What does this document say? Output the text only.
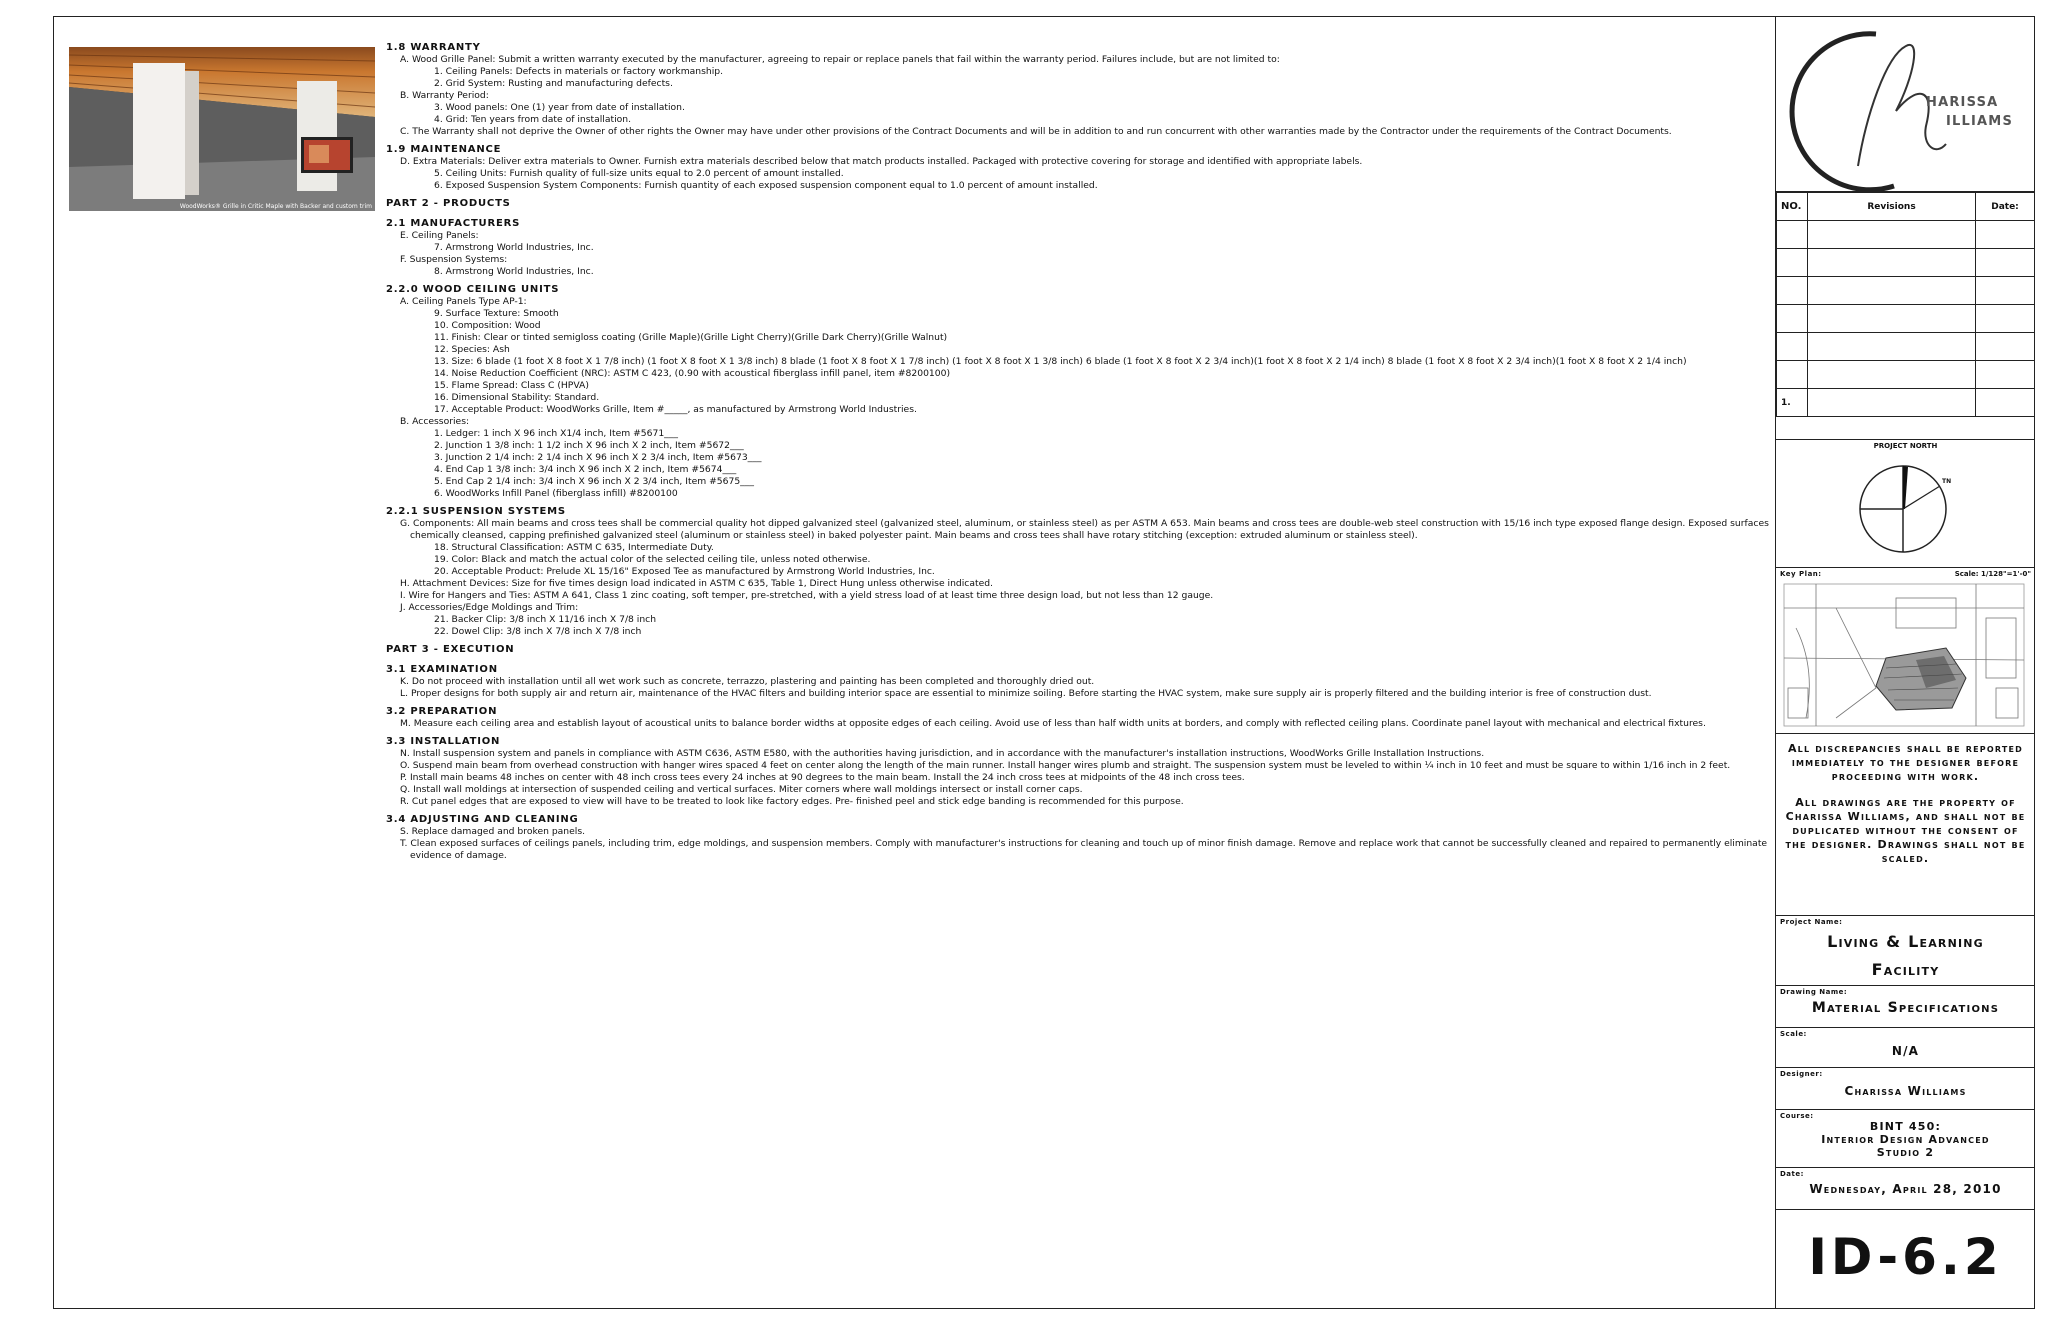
WoodWorks® Grille in Critic Maple with Backer and custom trim
1.8 WARRANTY
A. Wood Grille Panel: Submit a written warranty executed by the manufacturer, agreeing to repair or replace panels that fail within the warranty period. Failures include, but are not limited to:
1. Ceiling Panels: Defects in materials or factory workmanship.
2. Grid System: Rusting and manufacturing defects.
B. Warranty Period:
3. Wood panels: One (1) year from date of installation.
4. Grid: Ten years from date of installation.
C. The Warranty shall not deprive the Owner of other rights the Owner may have under other provisions of the Contract Documents and will be in addition to and run concurrent with other warranties made by the Contractor under the requirements of the Contract Documents.
1.9 MAINTENANCE
D. Extra Materials: Deliver extra materials to Owner. Furnish extra materials described below that match products installed. Packaged with protective covering for storage and identified with appropriate labels.
5. Ceiling Units: Furnish quality of full-size units equal to 2.0 percent of amount installed.
6. Exposed Suspension System Components: Furnish quantity of each exposed suspension component equal to 1.0 percent of amount installed.
PART 2 - PRODUCTS
2.1 MANUFACTURERS
E. Ceiling Panels:
7. Armstrong World Industries, Inc.
F. Suspension Systems:
8. Armstrong World Industries, Inc.
2.2.0 WOOD CEILING UNITS
A. Ceiling Panels Type AP-1:
9. Surface Texture: Smooth
10. Composition: Wood
11. Finish: Clear or tinted semigloss coating (Grille Maple)(Grille Light Cherry)(Grille Dark Cherry)(Grille Walnut)
12. Species: Ash
13. Size: 6 blade (1 foot X 8 foot X 1 7/8 inch) (1 foot X 8 foot X 1 3/8 inch) 8 blade (1 foot X 8 foot X 1 7/8 inch) (1 foot X 8 foot X 1 3/8 inch) 6 blade (1 foot X 8 foot X 2 3/4 inch)(1 foot X 8 foot X 2 1/4 inch) 8 blade (1 foot X 8 foot X 2 3/4 inch)(1 foot X 8 foot X 2 1/4 inch)
14. Noise Reduction Coefficient (NRC): ASTM C 423, (0.90 with acoustical fiberglass infill panel, item #8200100)
15. Flame Spread: Class C (HPVA)
16. Dimensional Stability: Standard.
17. Acceptable Product: WoodWorks Grille, Item #_____, as manufactured by Armstrong World Industries.
B. Accessories:
1. Ledger: 1 inch X 96 inch X1/4 inch, Item #5671___
2. Junction 1 3/8 inch: 1 1/2 inch X 96 inch X 2 inch, Item #5672___
3. Junction 2 1/4 inch: 2 1/4 inch X 96 inch X 2 3/4 inch, Item #5673___
4. End Cap 1 3/8 inch: 3/4 inch X 96 inch X 2 inch, Item #5674___
5. End Cap 2 1/4 inch: 3/4 inch X 96 inch X 2 3/4 inch, Item #5675___
6. WoodWorks Infill Panel (fiberglass infill) #8200100
2.2.1 SUSPENSION SYSTEMS
G. Components: All main beams and cross tees shall be commercial quality hot dipped galvanized steel (galvanized steel, aluminum, or stainless steel) as per ASTM A 653. Main beams and cross tees are double-web steel construction with 15/16 inch type exposed flange design. Exposed surfaces chemically cleansed, capping prefinished galvanized steel (aluminum or stainless steel) in baked polyester paint. Main beams and cross tees shall have rotary stitching (exception: extruded aluminum or stainless steel).
18. Structural Classification: ASTM C 635, Intermediate Duty.
19. Color: Black and match the actual color of the selected ceiling tile, unless noted otherwise.
20. Acceptable Product: Prelude XL 15/16" Exposed Tee as manufactured by Armstrong World Industries, Inc.
H. Attachment Devices: Size for five times design load indicated in ASTM C 635, Table 1, Direct Hung unless otherwise indicated.
I. Wire for Hangers and Ties: ASTM A 641, Class 1 zinc coating, soft temper, pre-stretched, with a yield stress load of at least time three design load, but not less than 12 gauge.
J. Accessories/Edge Moldings and Trim:
21. Backer Clip: 3/8 inch X 11/16 inch X 7/8 inch
22. Dowel Clip: 3/8 inch X 7/8 inch X 7/8 inch
PART 3 - EXECUTION
3.1 EXAMINATION
K. Do not proceed with installation until all wet work such as concrete, terrazzo, plastering and painting has been completed and thoroughly dried out.
L. Proper designs for both supply air and return air, maintenance of the HVAC filters and building interior space are essential to minimize soiling. Before starting the HVAC system, make sure supply air is properly filtered and the building interior is free of construction dust.
3.2 PREPARATION
M. Measure each ceiling area and establish layout of acoustical units to balance border widths at opposite edges of each ceiling. Avoid use of less than half width units at borders, and comply with reflected ceiling plans. Coordinate panel layout with mechanical and electrical fixtures.
3.3 INSTALLATION
N. Install suspension system and panels in compliance with ASTM C636, ASTM E580, with the authorities having jurisdiction, and in accordance with the manufacturer's installation instructions, WoodWorks Grille Installation Instructions.
O. Suspend main beam from overhead construction with hanger wires spaced 4 feet on center along the length of the main runner. Install hanger wires plumb and straight. The suspension system must be leveled to within ¼ inch in 10 feet and must be square to within 1/16 inch in 2 feet.
P. Install main beams 48 inches on center with 48 inch cross tees every 24 inches at 90 degrees to the main beam. Install the 24 inch cross tees at midpoints of the 48 inch cross tees.
Q. Install wall moldings at intersection of suspended ceiling and vertical surfaces. Miter corners where wall moldings intersect or install corner caps.
R. Cut panel edges that are exposed to view will have to be treated to look like factory edges. Pre- finished peel and stick edge banding is recommended for this purpose.
3.4 ADJUSTING AND CLEANING
S. Replace damaged and broken panels.
T. Clean exposed surfaces of ceilings panels, including trim, edge moldings, and suspension members. Comply with manufacturer's instructions for cleaning and touch up of minor finish damage. Remove and replace work that cannot be successfully cleaned and repaired to permanently eliminate evidence of damage.
HARISSA
ILLIAMS
NO.	Revisions	Date:

1.		
PROJECT NORTH
TN
Key Plan:	Scale: 1/128"=1'-0"
All discrepancies shall be reported immediately to the designer before proceeding with work.
All drawings are the property of Charissa Williams, and shall not be duplicated without the consent of the designer. Drawings shall not be scaled.
Project Name:
Living & Learning
Facility
Drawing Name:
Material Specifications
Scale:
N/A
Designer:
Charissa Williams
Course:
BINT 450:
Interior Design Advanced
Studio 2
Date:
Wednesday, April 28, 2010
ID-6.2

What you should do
Quote every record above exactly, omitting any pictures they contain.

Answer to the problem
What does this document say? Output the text only.
WoodWorks® Grille in Critic Maple with Backer and custom trim
1.8 WARRANTY
A. Wood Grille Panel: Submit a written warranty executed by the manufacturer, agreeing to repair or replace panels that fail within the warranty period. Failures include, but are not limited to:
1. Ceiling Panels: Defects in materials or factory workmanship.
2. Grid System: Rusting and manufacturing defects.
B. Warranty Period:
3. Wood panels: One (1) year from date of installation.
4. Grid: Ten years from date of installation.
C. The Warranty shall not deprive the Owner of other rights the Owner may have under other provisions of the Contract Documents and will be in addition to and run concurrent with other warranties made by the Contractor under the requirements of the Contract Documents.
1.9 MAINTENANCE
D. Extra Materials: Deliver extra materials to Owner. Furnish extra materials described below that match products installed. Packaged with protective covering for storage and identified with appropriate labels.
5. Ceiling Units: Furnish quality of full-size units equal to 2.0 percent of amount installed.
6. Exposed Suspension System Components: Furnish quantity of each exposed suspension component equal to 1.0 percent of amount installed.
PART 2 - PRODUCTS
2.1 MANUFACTURERS
E. Ceiling Panels:
7. Armstrong World Industries, Inc.
F. Suspension Systems:
8. Armstrong World Industries, Inc.
2.2.0 WOOD CEILING UNITS
A. Ceiling Panels Type AP-1:
9. Surface Texture: Smooth
10. Composition: Wood
11. Finish: Clear or tinted semigloss coating (Grille Maple)(Grille Light Cherry)(Grille Dark Cherry)(Grille Walnut)
12. Species: Ash
13. Size: 6 blade (1 foot X 8 foot X 1 7/8 inch) (1 foot X 8 foot X 1 3/8 inch) 8 blade (1 foot X 8 foot X 1 7/8 inch) (1 foot X 8 foot X 1 3/8 inch) 6 blade (1 foot X 8 foot X 2 3/4 inch)(1 foot X 8 foot X 2 1/4 inch) 8 blade (1 foot X 8 foot X 2 3/4 inch)(1 foot X 8 foot X 2 1/4 inch)
14. Noise Reduction Coefficient (NRC): ASTM C 423, (0.90 with acoustical fiberglass infill panel, item #8200100)
15. Flame Spread: Class C (HPVA)
16. Dimensional Stability: Standard.
17. Acceptable Product: WoodWorks Grille, Item #_____, as manufactured by Armstrong World Industries.
B. Accessories:
1. Ledger: 1 inch X 96 inch X1/4 inch, Item #5671___
2. Junction 1 3/8 inch: 1 1/2 inch X 96 inch X 2 inch, Item #5672___
3. Junction 2 1/4 inch: 2 1/4 inch X 96 inch X 2 3/4 inch, Item #5673___
4. End Cap 1 3/8 inch: 3/4 inch X 96 inch X 2 inch, Item #5674___
5. End Cap 2 1/4 inch: 3/4 inch X 96 inch X 2 3/4 inch, Item #5675___
6. WoodWorks Infill Panel (fiberglass infill) #8200100
2.2.1 SUSPENSION SYSTEMS
G. Components: All main beams and cross tees shall be commercial quality hot dipped galvanized steel (galvanized steel, aluminum, or stainless steel) as per ASTM A 653. Main beams and cross tees are double-web steel construction with 15/16 inch type exposed flange design. Exposed surfaces chemically cleansed, capping prefinished galvanized steel (aluminum or stainless steel) in baked polyester paint. Main beams and cross tees shall have rotary stitching (exception: extruded aluminum or stainless steel).
18. Structural Classification: ASTM C 635, Intermediate Duty.
19. Color: Black and match the actual color of the selected ceiling tile, unless noted otherwise.
20. Acceptable Product: Prelude XL 15/16" Exposed Tee as manufactured by Armstrong World Industries, Inc.
H. Attachment Devices: Size for five times design load indicated in ASTM C 635, Table 1, Direct Hung unless otherwise indicated.
I. Wire for Hangers and Ties: ASTM A 641, Class 1 zinc coating, soft temper, pre-stretched, with a yield stress load of at least time three design load, but not less than 12 gauge.
J. Accessories/Edge Moldings and Trim:
21. Backer Clip: 3/8 inch X 11/16 inch X 7/8 inch
22. Dowel Clip: 3/8 inch X 7/8 inch X 7/8 inch
PART 3 - EXECUTION
3.1 EXAMINATION
K. Do not proceed with installation until all wet work such as concrete, terrazzo, plastering and painting has been completed and thoroughly dried out.
L. Proper designs for both supply air and return air, maintenance of the HVAC filters and building interior space are essential to minimize soiling. Before starting the HVAC system, make sure supply air is properly filtered and the building interior is free of construction dust.
3.2 PREPARATION
M. Measure each ceiling area and establish layout of acoustical units to balance border widths at opposite edges of each ceiling. Avoid use of less than half width units at borders, and comply with reflected ceiling plans. Coordinate panel layout with mechanical and electrical fixtures.
3.3 INSTALLATION
N. Install suspension system and panels in compliance with ASTM C636, ASTM E580, with the authorities having jurisdiction, and in accordance with the manufacturer's installation instructions, WoodWorks Grille Installation Instructions.
O. Suspend main beam from overhead construction with hanger wires spaced 4 feet on center along the length of the main runner. Install hanger wires plumb and straight. The suspension system must be leveled to within ¼ inch in 10 feet and must be square to within 1/16 inch in 2 feet.
P. Install main beams 48 inches on center with 48 inch cross tees every 24 inches at 90 degrees to the main beam. Install the 24 inch cross tees at midpoints of the 48 inch cross tees.
Q. Install wall moldings at intersection of suspended ceiling and vertical surfaces. Miter corners where wall moldings intersect or install corner caps.
R. Cut panel edges that are exposed to view will have to be treated to look like factory edges. Pre- finished peel and stick edge banding is recommended for this purpose.
3.4 ADJUSTING AND CLEANING
S. Replace damaged and broken panels.
T. Clean exposed surfaces of ceilings panels, including trim, edge moldings, and suspension members. Comply with manufacturer's instructions for cleaning and touch up of minor finish damage. Remove and replace work that cannot be successfully cleaned and repaired to permanently eliminate evidence of damage.
HARISSA
ILLIAMS
NO.	Revisions	Date:

1.		
PROJECT NORTH
TN
Key Plan:	Scale: 1/128"=1'-0"
All discrepancies shall be reported immediately to the designer before proceeding with work.
All drawings are the property of Charissa Williams, and shall not be duplicated without the consent of the designer. Drawings shall not be scaled.
Project Name:
Living & Learning
Facility
Drawing Name:
Material Specifications
Scale:
N/A
Designer:
Charissa Williams
Course:
BINT 450:
Interior Design Advanced
Studio 2
Date:
Wednesday, April 28, 2010
ID-6.2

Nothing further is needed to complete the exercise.